Your objective: In the FDA warning letter text, within how many business days must the firm notify the office in writing of the steps it has taken?

Text shown:
┄┄┄┄┄┄┄┄┄┄

Your firm should take prompt action to address any violations identified in this letter. Failure to adequately address this matter may result in regulatory action being initiated by the FDA without further notice. These actions include, but are not limited to, seizure, injunction, and civil money penalties.

Other federal agencies may take your compliance with the FD&C Act and its implementing regulations into account when considering the award of federal contracts. Additionally, should FDA determine that you have Quality System regulation violations that are reasonably related to premarket approval applications for Class III devices, such devices will not be approved until the violations have been addressed. Should FDA determine that your devices or facilities do not meet the requirements of the Act, requests for Certificates to Foreign Governments (CFG) may not be granted.

Please notify this office in writing within fifteen business days from the date you receive this letter of the specific steps your firm has taken to address the noted violations, as well as an explanation of how your firm plans to prevent these violations, or similar violations, from occurring again. Include documentation of the corrections and/or corrective actions (which must address systemic problems) that your firm has taken. If your firm’s planned corrections and/or corrective actions will occur over time, please include a timetable for implementation of those activities. If corrections and/or corrective actions cannot be completed within fifteen business days, state the reason for the delay and the time within which these activities will be completed.

┄┄┄┄┄┄┄┄┄┄

Dataset extract:

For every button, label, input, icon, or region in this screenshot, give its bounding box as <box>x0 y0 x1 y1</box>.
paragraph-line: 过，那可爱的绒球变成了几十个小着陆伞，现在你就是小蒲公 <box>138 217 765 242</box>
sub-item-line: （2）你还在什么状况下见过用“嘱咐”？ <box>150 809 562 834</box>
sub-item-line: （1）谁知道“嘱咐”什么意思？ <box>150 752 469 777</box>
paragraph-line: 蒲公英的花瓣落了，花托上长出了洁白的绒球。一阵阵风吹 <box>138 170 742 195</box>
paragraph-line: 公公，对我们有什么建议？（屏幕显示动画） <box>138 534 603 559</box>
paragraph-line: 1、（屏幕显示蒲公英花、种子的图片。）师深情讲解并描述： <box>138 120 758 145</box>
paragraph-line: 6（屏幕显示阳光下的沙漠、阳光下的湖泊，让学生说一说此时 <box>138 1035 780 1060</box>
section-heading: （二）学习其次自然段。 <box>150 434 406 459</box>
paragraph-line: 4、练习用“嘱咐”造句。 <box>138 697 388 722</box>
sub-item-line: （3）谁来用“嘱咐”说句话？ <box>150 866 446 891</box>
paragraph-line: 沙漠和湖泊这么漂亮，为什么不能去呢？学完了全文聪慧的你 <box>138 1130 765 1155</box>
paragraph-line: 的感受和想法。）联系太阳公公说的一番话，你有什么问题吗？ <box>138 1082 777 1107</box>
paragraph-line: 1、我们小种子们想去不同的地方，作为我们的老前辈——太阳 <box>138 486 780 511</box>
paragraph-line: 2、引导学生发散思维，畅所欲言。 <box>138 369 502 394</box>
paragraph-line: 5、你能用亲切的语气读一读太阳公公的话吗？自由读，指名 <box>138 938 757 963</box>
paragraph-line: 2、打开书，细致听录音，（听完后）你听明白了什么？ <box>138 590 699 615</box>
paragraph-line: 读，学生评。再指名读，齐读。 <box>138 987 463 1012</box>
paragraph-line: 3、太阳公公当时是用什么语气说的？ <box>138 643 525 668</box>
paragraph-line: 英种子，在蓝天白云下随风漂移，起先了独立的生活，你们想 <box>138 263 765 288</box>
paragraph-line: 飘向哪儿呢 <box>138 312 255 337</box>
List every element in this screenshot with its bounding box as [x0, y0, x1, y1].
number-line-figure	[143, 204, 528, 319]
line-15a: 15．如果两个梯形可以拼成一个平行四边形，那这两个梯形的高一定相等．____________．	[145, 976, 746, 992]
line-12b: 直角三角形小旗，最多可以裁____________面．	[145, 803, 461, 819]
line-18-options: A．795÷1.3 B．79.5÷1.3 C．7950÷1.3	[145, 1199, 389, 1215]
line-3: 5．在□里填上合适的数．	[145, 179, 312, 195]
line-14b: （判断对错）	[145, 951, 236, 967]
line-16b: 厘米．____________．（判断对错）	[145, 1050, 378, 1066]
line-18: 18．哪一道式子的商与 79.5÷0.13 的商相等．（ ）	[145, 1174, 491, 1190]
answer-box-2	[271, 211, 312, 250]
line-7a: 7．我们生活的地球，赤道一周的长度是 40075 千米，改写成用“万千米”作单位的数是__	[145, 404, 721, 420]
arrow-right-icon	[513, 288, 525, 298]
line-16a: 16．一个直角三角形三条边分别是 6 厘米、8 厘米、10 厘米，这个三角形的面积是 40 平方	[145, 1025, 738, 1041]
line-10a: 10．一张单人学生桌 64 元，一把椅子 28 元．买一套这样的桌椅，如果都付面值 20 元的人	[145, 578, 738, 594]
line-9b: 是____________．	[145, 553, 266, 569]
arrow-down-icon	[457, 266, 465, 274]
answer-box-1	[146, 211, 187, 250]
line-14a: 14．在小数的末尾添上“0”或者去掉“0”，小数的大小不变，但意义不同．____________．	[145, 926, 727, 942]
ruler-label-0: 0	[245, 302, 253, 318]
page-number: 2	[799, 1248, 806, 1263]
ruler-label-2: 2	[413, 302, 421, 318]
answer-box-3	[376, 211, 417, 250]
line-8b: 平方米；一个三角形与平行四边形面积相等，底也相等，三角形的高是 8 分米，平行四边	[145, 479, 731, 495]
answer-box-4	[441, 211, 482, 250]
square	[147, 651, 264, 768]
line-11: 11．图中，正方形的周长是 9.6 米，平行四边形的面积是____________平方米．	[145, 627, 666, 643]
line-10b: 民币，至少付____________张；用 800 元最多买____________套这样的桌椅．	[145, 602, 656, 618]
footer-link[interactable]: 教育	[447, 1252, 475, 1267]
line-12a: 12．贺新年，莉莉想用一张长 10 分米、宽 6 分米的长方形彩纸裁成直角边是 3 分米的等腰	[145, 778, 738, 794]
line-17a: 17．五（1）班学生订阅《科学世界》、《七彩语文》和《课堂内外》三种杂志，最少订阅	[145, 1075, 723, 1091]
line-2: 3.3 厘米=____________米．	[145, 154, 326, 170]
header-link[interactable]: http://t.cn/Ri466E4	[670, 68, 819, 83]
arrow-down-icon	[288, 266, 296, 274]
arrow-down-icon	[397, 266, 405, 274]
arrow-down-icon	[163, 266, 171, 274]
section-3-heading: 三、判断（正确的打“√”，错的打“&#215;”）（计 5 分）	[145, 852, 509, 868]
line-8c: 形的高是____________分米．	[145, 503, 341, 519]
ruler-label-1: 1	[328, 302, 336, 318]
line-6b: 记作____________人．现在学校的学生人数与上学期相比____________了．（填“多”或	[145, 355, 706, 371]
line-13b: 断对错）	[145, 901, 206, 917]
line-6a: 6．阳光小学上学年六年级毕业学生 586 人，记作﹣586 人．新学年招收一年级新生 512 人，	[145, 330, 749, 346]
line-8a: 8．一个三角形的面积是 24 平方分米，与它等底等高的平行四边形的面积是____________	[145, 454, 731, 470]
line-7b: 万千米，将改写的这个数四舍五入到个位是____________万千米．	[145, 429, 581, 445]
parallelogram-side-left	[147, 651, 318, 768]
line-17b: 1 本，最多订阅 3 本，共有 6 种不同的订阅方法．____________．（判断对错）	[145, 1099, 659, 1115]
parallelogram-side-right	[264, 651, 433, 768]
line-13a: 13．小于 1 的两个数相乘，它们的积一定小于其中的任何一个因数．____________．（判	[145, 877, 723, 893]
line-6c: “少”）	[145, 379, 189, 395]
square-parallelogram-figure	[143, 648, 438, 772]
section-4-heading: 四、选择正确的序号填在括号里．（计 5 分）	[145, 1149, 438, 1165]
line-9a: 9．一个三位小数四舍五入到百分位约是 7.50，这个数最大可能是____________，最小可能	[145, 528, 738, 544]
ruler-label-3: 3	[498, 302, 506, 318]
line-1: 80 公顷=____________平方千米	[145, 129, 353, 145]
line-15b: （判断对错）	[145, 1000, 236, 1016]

┄┄┄┄┄┄┄┄┄┄

Response to this exercise: Within fifteen business days from the date the firm receives the letter.